What you are asked to do
Which lines hold the word "maar"? Show each of them.

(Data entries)
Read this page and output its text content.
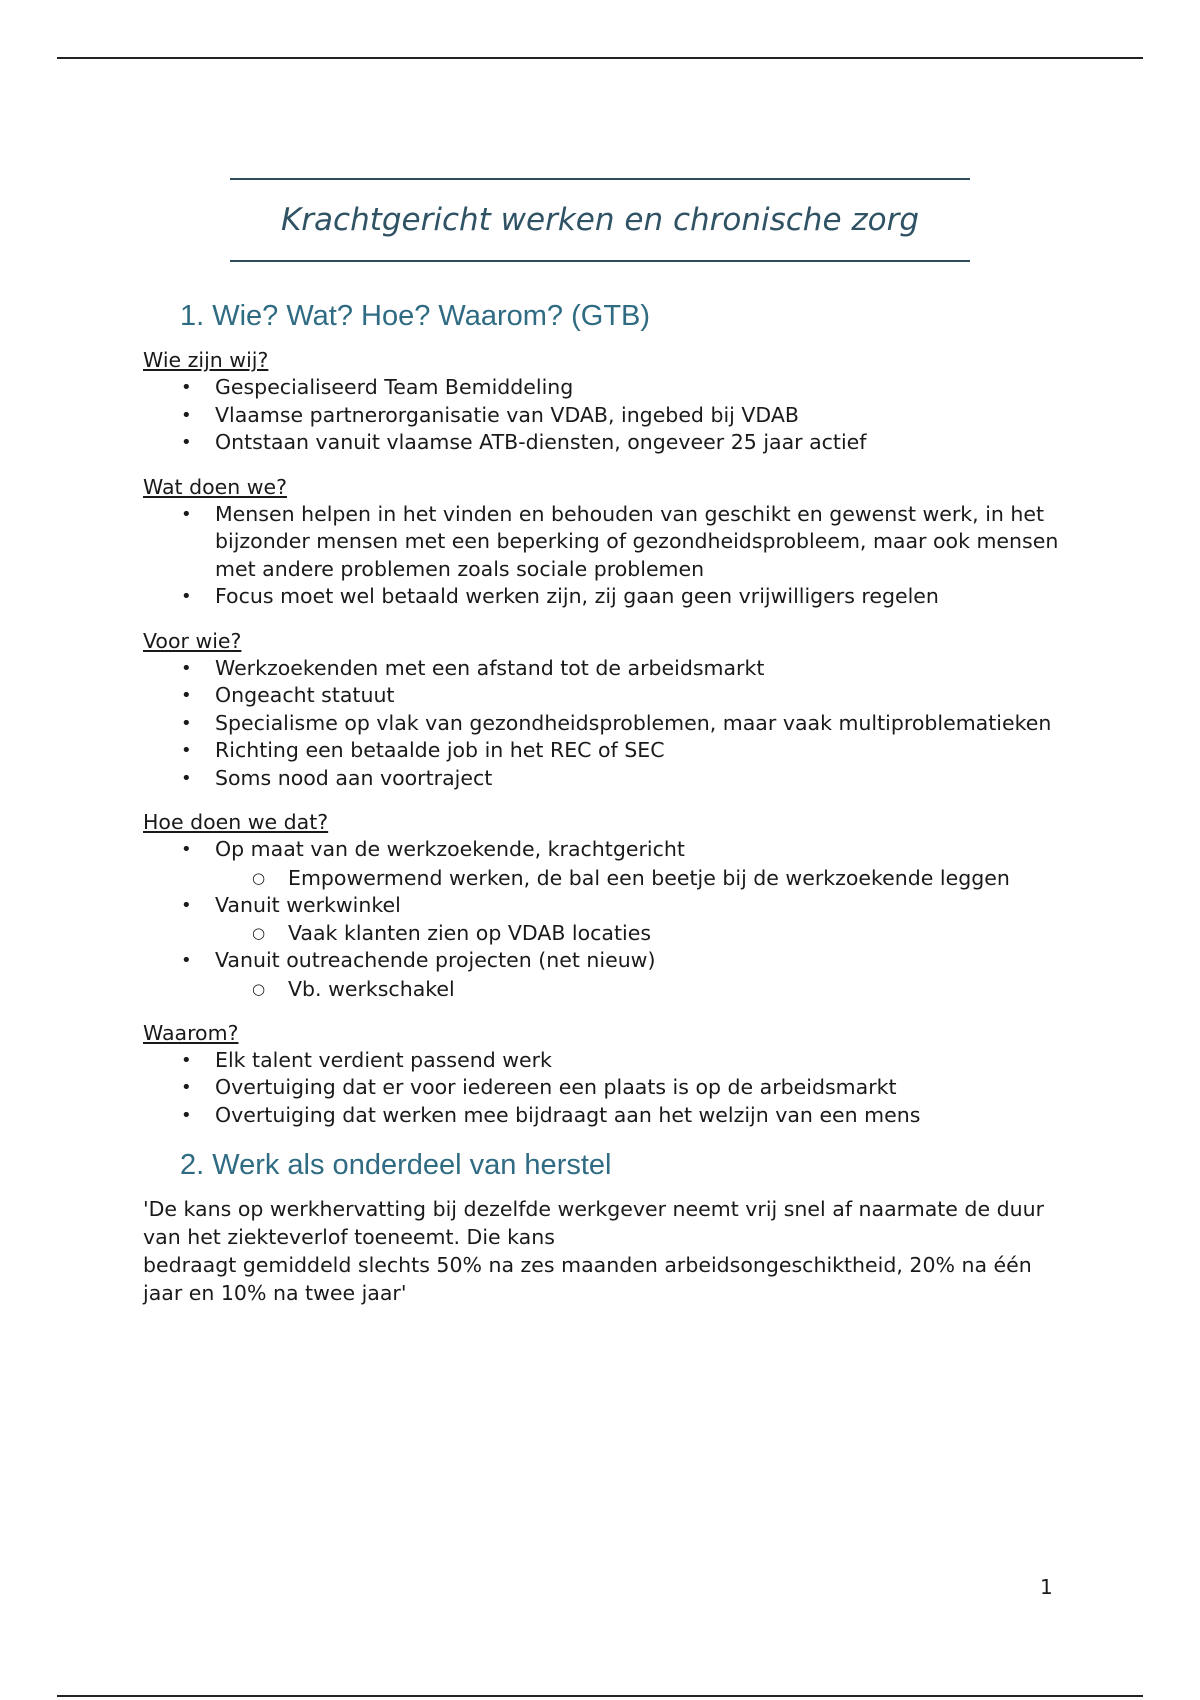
Krachtgericht werken en chronische zorg
1. Wie? Wat? Hoe? Waarom? (GTB)

Wie zijn wij?

• Gespecialiseerd Team Bemiddeling
• Vlaamse partnerorganisatie van VDAB, ingebed bij VDAB
• Ontstaan vanuit vlaamse ATB-diensten, ongeveer 25 jaar actief

Wat doen we?

• Mensen helpen in het vinden en behouden van geschikt en gewenst werk, in het bijzonder mensen met een beperking of gezondheidsprobleem, maar ook mensen met andere problemen zoals sociale problemen
• Focus moet wel betaald werken zijn, zij gaan geen vrijwilligers regelen

Voor wie?

• Werkzoekenden met een afstand tot de arbeidsmarkt
• Ongeacht statuut
• Specialisme op vlak van gezondheidsproblemen, maar vaak multiproblematieken
• Richting een betaalde job in het REC of SEC
• Soms nood aan voortraject

Hoe doen we dat?

• Op maat van de werkzoekende, krachtgericht
○ Empowermend werken, de bal een beetje bij de werkzoekende leggen
• Vanuit werkwinkel
○ Vaak klanten zien op VDAB locaties
• Vanuit outreachende projecten (net nieuw)
○ Vb. werkschakel

Waarom?

• Elk talent verdient passend werk
• Overtuiging dat er voor iedereen een plaats is op de arbeidsmarkt
• Overtuiging dat werken mee bijdraagt aan het welzijn van een mens
2. Werk als onderdeel van herstel
'De kans op werkhervatting bij dezelfde werkgever neemt vrij snel af naarmate de duur van het ziekteverlof toeneemt. Die kans
bedraagt gemiddeld slechts 50% na zes maanden arbeidsongeschiktheid, 20% na één jaar en 10% na twee jaar'
1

Answer for the task
• Mensen helpen in het vinden en behouden van geschikt en gewenst werk, in het bijzonder mensen met een beperking of gezondheidsprobleem, maar ook mensen met andere problemen zoals sociale problemen
• Specialisme op vlak van gezondheidsproblemen, maar vaak multiproblematieken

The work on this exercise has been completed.